** TASK DETAILS **
Locate the word "Patient" in the material, then show every line that holds it.

** EXCERPTED RECORDS **
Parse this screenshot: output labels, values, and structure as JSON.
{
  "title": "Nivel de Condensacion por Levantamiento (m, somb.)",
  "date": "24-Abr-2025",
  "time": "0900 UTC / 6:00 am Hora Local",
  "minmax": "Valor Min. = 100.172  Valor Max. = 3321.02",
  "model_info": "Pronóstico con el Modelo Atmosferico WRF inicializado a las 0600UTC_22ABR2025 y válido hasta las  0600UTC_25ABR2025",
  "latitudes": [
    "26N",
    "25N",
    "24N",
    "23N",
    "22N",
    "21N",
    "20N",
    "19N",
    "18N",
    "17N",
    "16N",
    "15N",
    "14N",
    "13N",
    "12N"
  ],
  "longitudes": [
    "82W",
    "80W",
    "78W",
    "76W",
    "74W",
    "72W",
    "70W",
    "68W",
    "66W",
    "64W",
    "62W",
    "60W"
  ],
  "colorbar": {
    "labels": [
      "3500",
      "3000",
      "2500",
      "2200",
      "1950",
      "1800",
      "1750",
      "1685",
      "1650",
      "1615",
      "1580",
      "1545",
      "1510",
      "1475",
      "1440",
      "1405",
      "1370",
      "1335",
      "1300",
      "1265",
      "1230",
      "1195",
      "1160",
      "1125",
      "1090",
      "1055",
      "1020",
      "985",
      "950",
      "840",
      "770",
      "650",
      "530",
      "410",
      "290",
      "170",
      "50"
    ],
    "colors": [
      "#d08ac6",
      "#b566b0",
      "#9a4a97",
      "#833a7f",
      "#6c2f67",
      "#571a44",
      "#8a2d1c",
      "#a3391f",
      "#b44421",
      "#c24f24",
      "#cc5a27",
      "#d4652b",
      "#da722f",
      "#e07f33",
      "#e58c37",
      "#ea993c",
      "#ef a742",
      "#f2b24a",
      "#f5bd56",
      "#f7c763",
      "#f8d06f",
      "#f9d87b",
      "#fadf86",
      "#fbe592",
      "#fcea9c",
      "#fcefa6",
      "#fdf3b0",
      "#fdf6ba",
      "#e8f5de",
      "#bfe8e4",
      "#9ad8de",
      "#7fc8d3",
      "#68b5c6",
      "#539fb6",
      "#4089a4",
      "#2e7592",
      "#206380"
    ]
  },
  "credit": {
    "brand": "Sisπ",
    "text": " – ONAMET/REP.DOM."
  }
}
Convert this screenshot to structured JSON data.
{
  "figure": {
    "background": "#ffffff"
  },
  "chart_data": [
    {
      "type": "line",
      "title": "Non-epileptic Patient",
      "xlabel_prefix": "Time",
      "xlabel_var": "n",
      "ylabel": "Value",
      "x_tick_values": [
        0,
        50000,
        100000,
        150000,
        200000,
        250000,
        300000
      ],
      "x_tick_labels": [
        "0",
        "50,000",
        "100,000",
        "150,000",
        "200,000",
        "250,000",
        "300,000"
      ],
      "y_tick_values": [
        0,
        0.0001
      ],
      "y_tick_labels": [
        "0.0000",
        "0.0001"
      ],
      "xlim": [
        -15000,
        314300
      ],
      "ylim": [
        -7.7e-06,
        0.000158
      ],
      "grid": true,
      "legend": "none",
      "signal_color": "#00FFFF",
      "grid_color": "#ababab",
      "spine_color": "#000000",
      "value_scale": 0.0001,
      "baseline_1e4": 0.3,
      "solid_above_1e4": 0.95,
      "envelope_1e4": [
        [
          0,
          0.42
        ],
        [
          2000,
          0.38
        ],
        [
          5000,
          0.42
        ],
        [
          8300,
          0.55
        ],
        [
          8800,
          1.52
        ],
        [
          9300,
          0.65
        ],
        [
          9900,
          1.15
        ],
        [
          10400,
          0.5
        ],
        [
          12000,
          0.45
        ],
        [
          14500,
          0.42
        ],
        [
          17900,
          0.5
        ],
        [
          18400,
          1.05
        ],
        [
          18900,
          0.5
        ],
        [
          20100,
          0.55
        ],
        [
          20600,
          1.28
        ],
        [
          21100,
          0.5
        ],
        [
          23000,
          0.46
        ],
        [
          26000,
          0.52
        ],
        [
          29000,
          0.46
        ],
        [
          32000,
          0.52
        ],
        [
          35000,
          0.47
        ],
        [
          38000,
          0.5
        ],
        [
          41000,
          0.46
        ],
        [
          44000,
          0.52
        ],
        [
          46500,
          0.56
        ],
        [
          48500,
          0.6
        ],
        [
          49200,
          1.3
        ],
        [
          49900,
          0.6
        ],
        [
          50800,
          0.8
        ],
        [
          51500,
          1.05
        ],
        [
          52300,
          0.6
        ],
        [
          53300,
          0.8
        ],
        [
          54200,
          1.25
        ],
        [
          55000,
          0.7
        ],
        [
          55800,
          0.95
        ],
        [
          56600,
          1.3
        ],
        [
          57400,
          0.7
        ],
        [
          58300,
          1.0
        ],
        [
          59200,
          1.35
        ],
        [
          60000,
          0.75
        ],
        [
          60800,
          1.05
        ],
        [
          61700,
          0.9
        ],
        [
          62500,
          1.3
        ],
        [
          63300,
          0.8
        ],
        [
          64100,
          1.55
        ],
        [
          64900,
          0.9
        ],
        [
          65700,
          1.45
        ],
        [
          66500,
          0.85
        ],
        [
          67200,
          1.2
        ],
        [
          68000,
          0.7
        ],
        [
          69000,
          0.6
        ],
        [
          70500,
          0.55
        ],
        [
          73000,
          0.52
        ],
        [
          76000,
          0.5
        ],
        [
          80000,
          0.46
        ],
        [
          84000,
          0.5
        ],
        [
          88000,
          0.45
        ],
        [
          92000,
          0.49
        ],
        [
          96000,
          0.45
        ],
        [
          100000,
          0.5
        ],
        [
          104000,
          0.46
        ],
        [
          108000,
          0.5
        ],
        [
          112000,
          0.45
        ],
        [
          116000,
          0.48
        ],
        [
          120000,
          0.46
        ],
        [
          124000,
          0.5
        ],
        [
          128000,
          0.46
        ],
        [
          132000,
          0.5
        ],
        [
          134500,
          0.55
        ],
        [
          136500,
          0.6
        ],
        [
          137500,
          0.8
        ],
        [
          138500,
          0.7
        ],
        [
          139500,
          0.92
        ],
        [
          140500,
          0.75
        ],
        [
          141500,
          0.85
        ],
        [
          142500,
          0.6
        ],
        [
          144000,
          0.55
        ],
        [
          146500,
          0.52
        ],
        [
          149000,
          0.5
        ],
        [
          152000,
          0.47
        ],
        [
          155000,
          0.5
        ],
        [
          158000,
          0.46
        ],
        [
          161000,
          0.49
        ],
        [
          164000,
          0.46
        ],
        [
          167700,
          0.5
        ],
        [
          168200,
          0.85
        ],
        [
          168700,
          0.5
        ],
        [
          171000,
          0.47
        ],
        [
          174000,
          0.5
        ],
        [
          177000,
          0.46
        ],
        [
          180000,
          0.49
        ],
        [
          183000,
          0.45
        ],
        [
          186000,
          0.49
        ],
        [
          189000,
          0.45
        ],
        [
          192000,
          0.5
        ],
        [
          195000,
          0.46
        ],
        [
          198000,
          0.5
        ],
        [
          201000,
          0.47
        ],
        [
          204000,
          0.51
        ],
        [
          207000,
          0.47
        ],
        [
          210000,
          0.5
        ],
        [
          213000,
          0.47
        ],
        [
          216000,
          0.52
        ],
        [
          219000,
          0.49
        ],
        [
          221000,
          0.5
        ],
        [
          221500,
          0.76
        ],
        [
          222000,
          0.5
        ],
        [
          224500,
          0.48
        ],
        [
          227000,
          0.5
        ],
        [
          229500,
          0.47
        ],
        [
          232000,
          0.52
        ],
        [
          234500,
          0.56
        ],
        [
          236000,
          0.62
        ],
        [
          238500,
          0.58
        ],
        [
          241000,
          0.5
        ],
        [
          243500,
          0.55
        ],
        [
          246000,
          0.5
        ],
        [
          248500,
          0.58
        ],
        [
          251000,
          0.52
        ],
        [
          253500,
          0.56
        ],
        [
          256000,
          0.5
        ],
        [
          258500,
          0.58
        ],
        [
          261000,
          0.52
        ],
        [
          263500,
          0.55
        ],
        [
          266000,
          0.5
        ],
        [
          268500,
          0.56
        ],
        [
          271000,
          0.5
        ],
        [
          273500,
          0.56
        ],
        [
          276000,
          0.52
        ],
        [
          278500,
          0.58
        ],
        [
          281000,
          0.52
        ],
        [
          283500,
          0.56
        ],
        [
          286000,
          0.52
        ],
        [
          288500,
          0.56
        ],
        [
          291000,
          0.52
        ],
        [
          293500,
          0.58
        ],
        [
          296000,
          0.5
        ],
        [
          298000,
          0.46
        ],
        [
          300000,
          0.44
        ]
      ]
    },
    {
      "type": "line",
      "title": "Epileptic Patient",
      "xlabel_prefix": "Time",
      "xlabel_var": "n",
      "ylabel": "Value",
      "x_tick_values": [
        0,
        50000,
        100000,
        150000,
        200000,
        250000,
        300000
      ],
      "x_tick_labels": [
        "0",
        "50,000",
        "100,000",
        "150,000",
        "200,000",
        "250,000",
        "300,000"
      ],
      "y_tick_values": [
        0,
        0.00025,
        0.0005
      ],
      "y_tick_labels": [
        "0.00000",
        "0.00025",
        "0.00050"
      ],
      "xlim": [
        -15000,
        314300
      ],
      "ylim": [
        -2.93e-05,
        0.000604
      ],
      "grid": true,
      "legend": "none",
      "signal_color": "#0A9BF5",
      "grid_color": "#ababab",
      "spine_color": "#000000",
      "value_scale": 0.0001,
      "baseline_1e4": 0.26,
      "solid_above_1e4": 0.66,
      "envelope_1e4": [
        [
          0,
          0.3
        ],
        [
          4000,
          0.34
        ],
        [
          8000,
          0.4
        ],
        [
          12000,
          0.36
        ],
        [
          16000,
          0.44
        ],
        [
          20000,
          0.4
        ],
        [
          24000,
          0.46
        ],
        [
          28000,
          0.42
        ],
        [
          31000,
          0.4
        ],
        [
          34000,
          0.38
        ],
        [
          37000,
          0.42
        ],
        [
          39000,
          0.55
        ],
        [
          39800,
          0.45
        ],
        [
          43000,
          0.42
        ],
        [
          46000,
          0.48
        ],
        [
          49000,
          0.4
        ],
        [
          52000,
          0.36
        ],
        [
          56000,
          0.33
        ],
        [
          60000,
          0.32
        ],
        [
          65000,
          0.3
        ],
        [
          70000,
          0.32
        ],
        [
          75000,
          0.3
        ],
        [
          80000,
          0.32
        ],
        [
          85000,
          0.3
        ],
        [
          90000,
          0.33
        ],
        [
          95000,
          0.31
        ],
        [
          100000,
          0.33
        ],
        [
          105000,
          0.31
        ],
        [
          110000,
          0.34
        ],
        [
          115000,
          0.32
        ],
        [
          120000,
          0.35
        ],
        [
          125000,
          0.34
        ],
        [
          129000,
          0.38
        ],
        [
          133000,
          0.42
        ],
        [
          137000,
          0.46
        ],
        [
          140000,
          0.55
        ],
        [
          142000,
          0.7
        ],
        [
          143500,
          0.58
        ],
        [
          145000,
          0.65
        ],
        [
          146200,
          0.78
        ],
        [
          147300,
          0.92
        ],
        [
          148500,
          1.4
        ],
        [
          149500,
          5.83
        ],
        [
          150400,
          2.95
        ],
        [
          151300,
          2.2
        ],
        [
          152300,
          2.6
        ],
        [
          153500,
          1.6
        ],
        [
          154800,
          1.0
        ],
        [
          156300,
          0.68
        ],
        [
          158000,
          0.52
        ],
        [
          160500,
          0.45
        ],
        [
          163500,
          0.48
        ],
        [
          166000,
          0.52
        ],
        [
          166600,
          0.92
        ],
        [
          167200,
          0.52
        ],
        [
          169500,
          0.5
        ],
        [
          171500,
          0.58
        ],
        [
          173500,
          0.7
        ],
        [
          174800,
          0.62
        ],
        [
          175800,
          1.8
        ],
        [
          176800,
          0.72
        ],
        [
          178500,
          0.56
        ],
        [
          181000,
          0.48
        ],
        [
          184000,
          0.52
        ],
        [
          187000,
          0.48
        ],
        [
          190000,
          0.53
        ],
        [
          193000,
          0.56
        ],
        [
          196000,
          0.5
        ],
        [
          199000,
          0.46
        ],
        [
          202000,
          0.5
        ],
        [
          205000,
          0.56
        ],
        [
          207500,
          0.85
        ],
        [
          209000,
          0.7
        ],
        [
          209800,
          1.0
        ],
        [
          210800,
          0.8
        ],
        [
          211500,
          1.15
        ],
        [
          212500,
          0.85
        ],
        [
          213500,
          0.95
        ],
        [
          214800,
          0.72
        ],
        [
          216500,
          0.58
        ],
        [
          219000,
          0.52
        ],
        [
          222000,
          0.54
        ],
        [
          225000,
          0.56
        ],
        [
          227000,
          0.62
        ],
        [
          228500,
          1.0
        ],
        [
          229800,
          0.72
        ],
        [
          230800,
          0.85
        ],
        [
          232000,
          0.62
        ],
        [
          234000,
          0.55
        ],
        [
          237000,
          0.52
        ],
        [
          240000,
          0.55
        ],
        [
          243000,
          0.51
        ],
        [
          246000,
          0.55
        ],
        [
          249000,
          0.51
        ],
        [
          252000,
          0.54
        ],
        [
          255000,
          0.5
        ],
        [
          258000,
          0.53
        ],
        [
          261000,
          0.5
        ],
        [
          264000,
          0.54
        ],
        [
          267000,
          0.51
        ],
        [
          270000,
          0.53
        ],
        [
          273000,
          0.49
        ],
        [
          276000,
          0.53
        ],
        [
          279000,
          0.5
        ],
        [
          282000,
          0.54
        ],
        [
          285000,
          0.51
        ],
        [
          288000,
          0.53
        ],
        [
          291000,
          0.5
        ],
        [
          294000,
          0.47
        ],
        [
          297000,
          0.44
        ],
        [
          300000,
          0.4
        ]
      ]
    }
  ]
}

** EXERCISE OUTPUT **
      "title": "Non-epileptic Patient",
      "title": "Epileptic Patient",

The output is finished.